**Task prompt:**
Print every line of the material below word for word, changing nothing.

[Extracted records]

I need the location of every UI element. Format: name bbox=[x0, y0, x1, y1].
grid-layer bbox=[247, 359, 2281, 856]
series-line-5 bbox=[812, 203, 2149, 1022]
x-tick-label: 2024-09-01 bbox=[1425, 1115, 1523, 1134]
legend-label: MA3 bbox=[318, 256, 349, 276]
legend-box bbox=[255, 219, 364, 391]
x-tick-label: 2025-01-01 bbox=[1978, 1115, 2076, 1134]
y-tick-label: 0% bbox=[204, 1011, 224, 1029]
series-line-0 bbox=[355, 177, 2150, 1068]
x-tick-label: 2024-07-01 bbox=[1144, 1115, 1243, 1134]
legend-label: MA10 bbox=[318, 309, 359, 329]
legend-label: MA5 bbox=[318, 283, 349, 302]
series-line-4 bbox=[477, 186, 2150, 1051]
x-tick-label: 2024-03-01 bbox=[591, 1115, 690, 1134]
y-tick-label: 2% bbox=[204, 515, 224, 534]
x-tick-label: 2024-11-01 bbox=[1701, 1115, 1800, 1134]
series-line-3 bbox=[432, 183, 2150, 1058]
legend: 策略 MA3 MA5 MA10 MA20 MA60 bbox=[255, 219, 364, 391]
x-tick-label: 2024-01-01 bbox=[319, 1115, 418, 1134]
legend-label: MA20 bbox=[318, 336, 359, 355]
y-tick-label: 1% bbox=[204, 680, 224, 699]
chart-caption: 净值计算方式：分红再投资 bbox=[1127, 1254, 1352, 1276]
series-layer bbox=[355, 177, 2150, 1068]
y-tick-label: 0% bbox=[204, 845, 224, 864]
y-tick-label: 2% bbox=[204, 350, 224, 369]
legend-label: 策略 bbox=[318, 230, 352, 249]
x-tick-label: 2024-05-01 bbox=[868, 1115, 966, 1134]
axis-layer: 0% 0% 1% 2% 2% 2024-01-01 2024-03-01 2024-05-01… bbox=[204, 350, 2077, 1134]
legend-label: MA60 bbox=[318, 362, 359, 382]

**Result of this exercise:**
I need the location of every UI element. Format: name bbox=[x0, y0, x1, y1].
grid-layer bbox=[247, 359, 2281, 856]
series-line-5 bbox=[812, 203, 2149, 1022]
x-tick-label: 2024-09-01 bbox=[1425, 1115, 1523, 1134]
legend-label: MA3 bbox=[318, 256, 349, 276]
legend-box bbox=[255, 219, 364, 391]
x-tick-label: 2025-01-01 bbox=[1978, 1115, 2076, 1134]
y-tick-label: 0% bbox=[204, 1011, 224, 1029]
series-line-0 bbox=[355, 177, 2150, 1068]
x-tick-label: 2024-07-01 bbox=[1144, 1115, 1243, 1134]
legend-label: MA10 bbox=[318, 309, 359, 329]
legend-label: MA5 bbox=[318, 283, 349, 302]
series-line-4 bbox=[477, 186, 2150, 1051]
x-tick-label: 2024-03-01 bbox=[591, 1115, 690, 1134]
y-tick-label: 2% bbox=[204, 515, 224, 534]
x-tick-label: 2024-11-01 bbox=[1701, 1115, 1800, 1134]
series-line-3 bbox=[432, 183, 2150, 1058]
legend: 策略 MA3 MA5 MA10 MA20 MA60 bbox=[255, 219, 364, 391]
x-tick-label: 2024-01-01 bbox=[319, 1115, 418, 1134]
legend-label: MA20 bbox=[318, 336, 359, 355]
y-tick-label: 1% bbox=[204, 680, 224, 699]
chart-caption: 净值计算方式：分红再投资 bbox=[1127, 1254, 1352, 1276]
series-layer bbox=[355, 177, 2150, 1068]
y-tick-label: 0% bbox=[204, 845, 224, 864]
y-tick-label: 2% bbox=[204, 350, 224, 369]
legend-label: 策略 bbox=[318, 230, 352, 249]
x-tick-label: 2024-05-01 bbox=[868, 1115, 966, 1134]
axis-layer: 0% 0% 1% 2% 2% 2024-01-01 2024-03-01 2024-05-01… bbox=[204, 350, 2077, 1134]
legend-label: MA60 bbox=[318, 362, 359, 382]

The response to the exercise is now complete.